• Request: Provide nothing but the number of lines containing the string "Paris".

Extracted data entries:
--- begin ---
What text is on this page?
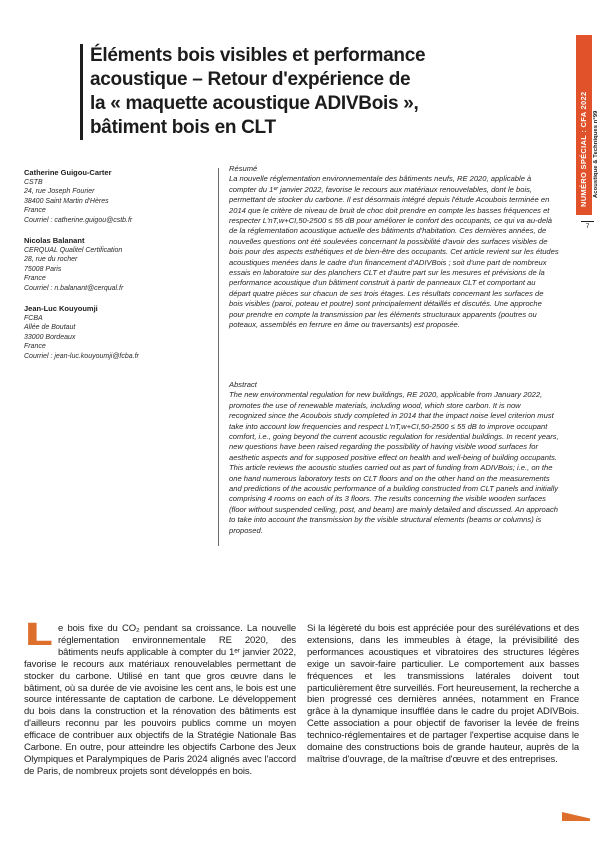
Éléments bois visibles et performance
acoustique – Retour d'expérience de
la « maquette acoustique ADIVBois »,
bâtiment bois en CLT
Catherine Guigou-Carter
CSTB
24, rue Joseph Fourier
38400 Saint Martin d'Hères
France
Courriel : catherine.guigou@cstb.fr
Nicolas Balanant
CERQUAL Qualitel Certification
28, rue du rocher
75008 Paris
France
Courriel : n.balanant@cerqual.fr
Jean-Luc Kouyoumji
FCBA
Allée de Boutaut
33000 Bordeaux
France
Courriel : jean-luc.kouyoumji@fcba.fr
Résumé
La nouvelle réglementation environnementale des bâtiments neufs, RE 2020, applicable à compter du 1ᵉʳ janvier 2022, favorise le recours aux matériaux renouvelables, dont le bois, permettant de stocker du carbone. Il est désormais intégré depuis l'étude Acoubois terminée en 2014 que le critère de niveau de bruit de choc doit prendre en compte les basses fréquences et respecter L'nT,w+CI,50-2500 ≤ 55 dB pour améliorer le confort des occupants, ce qui va au-delà de la réglementation acoustique actuelle des bâtiments d'habitation. Ces dernières années, de nouvelles questions ont été soulevées concernant la possibilité d'avoir des surfaces visibles de bois pour des aspects esthétiques et de bien-être des occupants. Cet article revient sur les études acoustiques menées dans le cadre d'un financement d'ADIVBois ; soit d'une part de nombreux essais en laboratoire sur des planchers CLT et d'autre part sur les mesures et prévisions de la performance acoustique d'un bâtiment construit à partir de panneaux CLT et comportant au départ quatre pièces sur chacun de ses trois étages. Les résultats concernant les surfaces de bois visibles (paroi, poteau et poutre) sont principalement détaillés et discutés. Une approche pour prendre en compte la transmission par les éléments structuraux apparents (poutres ou poteaux, assemblés en ferrure en âme ou traversants) est proposée.
Abstract
The new environmental regulation for new buildings, RE 2020, applicable from January 2022, promotes the use of renewable materials, including wood, which store carbon. It is now recognized since the Acoubois study completed in 2014 that the impact noise level criterion must take into account low frequencies and respect L'nT,w+CI,50-2500 ≤ 55 dB to improve occupant comfort, i.e., going beyond the current acoustic regulation for residential buildings. In recent years, new questions have been raised regarding the possibility of having visible wood surfaces for aesthetic aspects and for supposed positive effect on health and well-being of building occupants. This article reviews the acoustic studies carried out as part of funding from ADIVBois; i.e., on the one hand numerous laboratory tests on CLT floors and on the other hand on the measurements and predictions of the acoustic performance of a building constructed from CLT panels and initially comprising 4 rooms on each of its 3 floors. The results concerning the visible wooden surfaces (floor without suspended ceiling, post, and beam) are mainly detailed and discussed. An approach to take into account the transmission by the visible structural elements (beams or columns) is proposed.
Le bois fixe du CO₂ pendant sa croissance. La nouvelle réglementation environnementale RE 2020, des bâtiments neufs applicable à compter du 1ᵉʳ janvier 2022, favorise le recours aux matériaux renouvelables permettant de stocker du carbone. Utilisé en tant que gros œuvre dans le bâtiment, où sa durée de vie avoisine les cent ans, le bois est une source intéressante de captation de carbone. Le développement du bois dans la construction et la rénovation des bâtiments est d'ailleurs reconnu par les pouvoirs publics comme un moyen efficace de contribuer aux objectifs de la Stratégie Nationale Bas Carbone. En outre, pour atteindre les objectifs Carbone des Jeux Olympiques et Paralympiques de Paris 2024 alignés avec l'accord de Paris, de nombreux projets sont développés en bois.
Si la légèreté du bois est appréciée pour des surélévations et des extensions, dans les immeubles à étage, la prévisibilité des performances acoustiques et vibratoires des structures légères exige un savoir-faire particulier. Le comportement aux basses fréquences et les transmissions latérales doivent tout particulièrement être surveillés. Fort heureusement, la recherche a bien progressé ces dernières années, notamment en France grâce à la dynamique insufflée dans le cadre du projet ADIVBois. Cette association a pour objectif de favoriser la levée de freins technico-réglementaires et de partager l'expertise acquise dans le domaine des constructions bois de grande hauteur, auprès de la maîtrise d'ouvrage, de la maîtrise d'œuvre et des entreprises.
NUMÉRO SPÉCIAL : CFA 2022 Acoustique & Techniques n°99
7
--- end ---
• Output of the task: 2